■ **What needs to be done**
Reproduce all records verbatim.

■ **Material supplied**

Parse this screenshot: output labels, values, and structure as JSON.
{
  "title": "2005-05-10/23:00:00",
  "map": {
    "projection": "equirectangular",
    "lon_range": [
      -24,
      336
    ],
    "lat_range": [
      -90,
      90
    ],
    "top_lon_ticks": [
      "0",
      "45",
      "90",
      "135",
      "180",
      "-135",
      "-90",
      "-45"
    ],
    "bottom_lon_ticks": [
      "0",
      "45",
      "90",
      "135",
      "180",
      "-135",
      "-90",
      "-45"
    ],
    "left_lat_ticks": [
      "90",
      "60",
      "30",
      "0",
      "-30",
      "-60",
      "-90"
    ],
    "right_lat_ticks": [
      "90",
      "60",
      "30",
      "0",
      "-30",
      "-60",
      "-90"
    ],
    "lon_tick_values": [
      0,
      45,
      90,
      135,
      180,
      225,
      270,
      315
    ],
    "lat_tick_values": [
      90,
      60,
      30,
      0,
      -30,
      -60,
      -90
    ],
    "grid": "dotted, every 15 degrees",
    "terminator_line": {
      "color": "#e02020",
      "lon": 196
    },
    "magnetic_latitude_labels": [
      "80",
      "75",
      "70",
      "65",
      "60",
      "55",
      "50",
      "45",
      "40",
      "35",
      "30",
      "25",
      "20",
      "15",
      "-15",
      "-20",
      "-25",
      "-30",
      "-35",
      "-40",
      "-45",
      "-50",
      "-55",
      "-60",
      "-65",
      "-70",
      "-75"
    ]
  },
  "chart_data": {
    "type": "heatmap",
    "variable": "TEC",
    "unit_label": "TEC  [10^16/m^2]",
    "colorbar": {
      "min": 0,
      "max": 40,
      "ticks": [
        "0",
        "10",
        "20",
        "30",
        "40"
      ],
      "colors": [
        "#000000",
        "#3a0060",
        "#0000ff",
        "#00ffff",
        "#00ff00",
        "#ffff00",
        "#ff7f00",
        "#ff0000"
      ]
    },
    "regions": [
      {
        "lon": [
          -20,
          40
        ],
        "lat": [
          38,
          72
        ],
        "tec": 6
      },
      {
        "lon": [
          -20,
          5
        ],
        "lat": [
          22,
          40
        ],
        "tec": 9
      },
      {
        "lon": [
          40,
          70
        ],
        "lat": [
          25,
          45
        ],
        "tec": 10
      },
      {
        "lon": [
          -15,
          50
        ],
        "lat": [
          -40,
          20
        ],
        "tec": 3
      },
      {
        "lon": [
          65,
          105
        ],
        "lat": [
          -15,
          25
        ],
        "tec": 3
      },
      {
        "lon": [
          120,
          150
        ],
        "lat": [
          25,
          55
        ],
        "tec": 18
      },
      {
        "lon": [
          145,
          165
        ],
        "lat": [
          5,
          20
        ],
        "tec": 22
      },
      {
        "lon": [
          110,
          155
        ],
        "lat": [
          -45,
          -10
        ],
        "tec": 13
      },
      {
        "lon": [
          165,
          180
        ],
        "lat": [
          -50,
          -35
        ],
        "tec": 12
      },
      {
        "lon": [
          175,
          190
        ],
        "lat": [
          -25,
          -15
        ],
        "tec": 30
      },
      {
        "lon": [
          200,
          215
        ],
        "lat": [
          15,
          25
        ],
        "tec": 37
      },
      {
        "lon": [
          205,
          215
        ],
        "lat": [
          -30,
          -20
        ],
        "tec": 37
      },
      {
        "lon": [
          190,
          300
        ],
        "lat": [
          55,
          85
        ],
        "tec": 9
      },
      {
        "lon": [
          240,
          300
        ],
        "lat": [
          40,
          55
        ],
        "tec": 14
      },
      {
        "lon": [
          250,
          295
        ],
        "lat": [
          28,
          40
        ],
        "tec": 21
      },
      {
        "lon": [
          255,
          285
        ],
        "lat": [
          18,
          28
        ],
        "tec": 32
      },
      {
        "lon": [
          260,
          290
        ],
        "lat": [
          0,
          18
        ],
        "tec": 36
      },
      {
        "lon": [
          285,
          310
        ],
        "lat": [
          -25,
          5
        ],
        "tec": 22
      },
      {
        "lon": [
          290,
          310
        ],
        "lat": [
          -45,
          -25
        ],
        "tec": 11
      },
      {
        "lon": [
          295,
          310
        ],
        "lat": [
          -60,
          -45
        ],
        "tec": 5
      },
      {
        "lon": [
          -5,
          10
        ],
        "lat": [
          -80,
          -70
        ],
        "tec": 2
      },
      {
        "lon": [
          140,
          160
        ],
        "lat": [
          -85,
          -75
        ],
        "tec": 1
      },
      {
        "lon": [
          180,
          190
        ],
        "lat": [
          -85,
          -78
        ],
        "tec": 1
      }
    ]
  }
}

■ **Solution to the exercise**
Parse this screenshot: output labels, values, and structure as JSON.
{
  "title": "2005-05-10/23:00:00",
  "map": {
    "projection": "equirectangular",
    "lon_range": [
      -24,
      336
    ],
    "lat_range": [
      -90,
      90
    ],
    "top_lon_ticks": [
      "0",
      "45",
      "90",
      "135",
      "180",
      "-135",
      "-90",
      "-45"
    ],
    "bottom_lon_ticks": [
      "0",
      "45",
      "90",
      "135",
      "180",
      "-135",
      "-90",
      "-45"
    ],
    "left_lat_ticks": [
      "90",
      "60",
      "30",
      "0",
      "-30",
      "-60",
      "-90"
    ],
    "right_lat_ticks": [
      "90",
      "60",
      "30",
      "0",
      "-30",
      "-60",
      "-90"
    ],
    "lon_tick_values": [
      0,
      45,
      90,
      135,
      180,
      225,
      270,
      315
    ],
    "lat_tick_values": [
      90,
      60,
      30,
      0,
      -30,
      -60,
      -90
    ],
    "grid": "dotted, every 15 degrees",
    "terminator_line": {
      "color": "#e02020",
      "lon": 196
    },
    "magnetic_latitude_labels": [
      "80",
      "75",
      "70",
      "65",
      "60",
      "55",
      "50",
      "45",
      "40",
      "35",
      "30",
      "25",
      "20",
      "15",
      "-15",
      "-20",
      "-25",
      "-30",
      "-35",
      "-40",
      "-45",
      "-50",
      "-55",
      "-60",
      "-65",
      "-70",
      "-75"
    ]
  },
  "chart_data": {
    "type": "heatmap",
    "variable": "TEC",
    "unit_label": "TEC  [10^16/m^2]",
    "colorbar": {
      "min": 0,
      "max": 40,
      "ticks": [
        "0",
        "10",
        "20",
        "30",
        "40"
      ],
      "colors": [
        "#000000",
        "#3a0060",
        "#0000ff",
        "#00ffff",
        "#00ff00",
        "#ffff00",
        "#ff7f00",
        "#ff0000"
      ]
    },
    "regions": [
      {
        "lon": [
          -20,
          40
        ],
        "lat": [
          38,
          72
        ],
        "tec": 6
      },
      {
        "lon": [
          -20,
          5
        ],
        "lat": [
          22,
          40
        ],
        "tec": 9
      },
      {
        "lon": [
          40,
          70
        ],
        "lat": [
          25,
          45
        ],
        "tec": 10
      },
      {
        "lon": [
          -15,
          50
        ],
        "lat": [
          -40,
          20
        ],
        "tec": 3
      },
      {
        "lon": [
          65,
          105
        ],
        "lat": [
          -15,
          25
        ],
        "tec": 3
      },
      {
        "lon": [
          120,
          150
        ],
        "lat": [
          25,
          55
        ],
        "tec": 18
      },
      {
        "lon": [
          145,
          165
        ],
        "lat": [
          5,
          20
        ],
        "tec": 22
      },
      {
        "lon": [
          110,
          155
        ],
        "lat": [
          -45,
          -10
        ],
        "tec": 13
      },
      {
        "lon": [
          165,
          180
        ],
        "lat": [
          -50,
          -35
        ],
        "tec": 12
      },
      {
        "lon": [
          175,
          190
        ],
        "lat": [
          -25,
          -15
        ],
        "tec": 30
      },
      {
        "lon": [
          200,
          215
        ],
        "lat": [
          15,
          25
        ],
        "tec": 37
      },
      {
        "lon": [
          205,
          215
        ],
        "lat": [
          -30,
          -20
        ],
        "tec": 37
      },
      {
        "lon": [
          190,
          300
        ],
        "lat": [
          55,
          85
        ],
        "tec": 9
      },
      {
        "lon": [
          240,
          300
        ],
        "lat": [
          40,
          55
        ],
        "tec": 14
      },
      {
        "lon": [
          250,
          295
        ],
        "lat": [
          28,
          40
        ],
        "tec": 21
      },
      {
        "lon": [
          255,
          285
        ],
        "lat": [
          18,
          28
        ],
        "tec": 32
      },
      {
        "lon": [
          260,
          290
        ],
        "lat": [
          0,
          18
        ],
        "tec": 36
      },
      {
        "lon": [
          285,
          310
        ],
        "lat": [
          -25,
          5
        ],
        "tec": 22
      },
      {
        "lon": [
          290,
          310
        ],
        "lat": [
          -45,
          -25
        ],
        "tec": 11
      },
      {
        "lon": [
          295,
          310
        ],
        "lat": [
          -60,
          -45
        ],
        "tec": 5
      },
      {
        "lon": [
          -5,
          10
        ],
        "lat": [
          -80,
          -70
        ],
        "tec": 2
      },
      {
        "lon": [
          140,
          160
        ],
        "lat": [
          -85,
          -75
        ],
        "tec": 1
      },
      {
        "lon": [
          180,
          190
        ],
        "lat": [
          -85,
          -78
        ],
        "tec": 1
      }
    ]
  }
}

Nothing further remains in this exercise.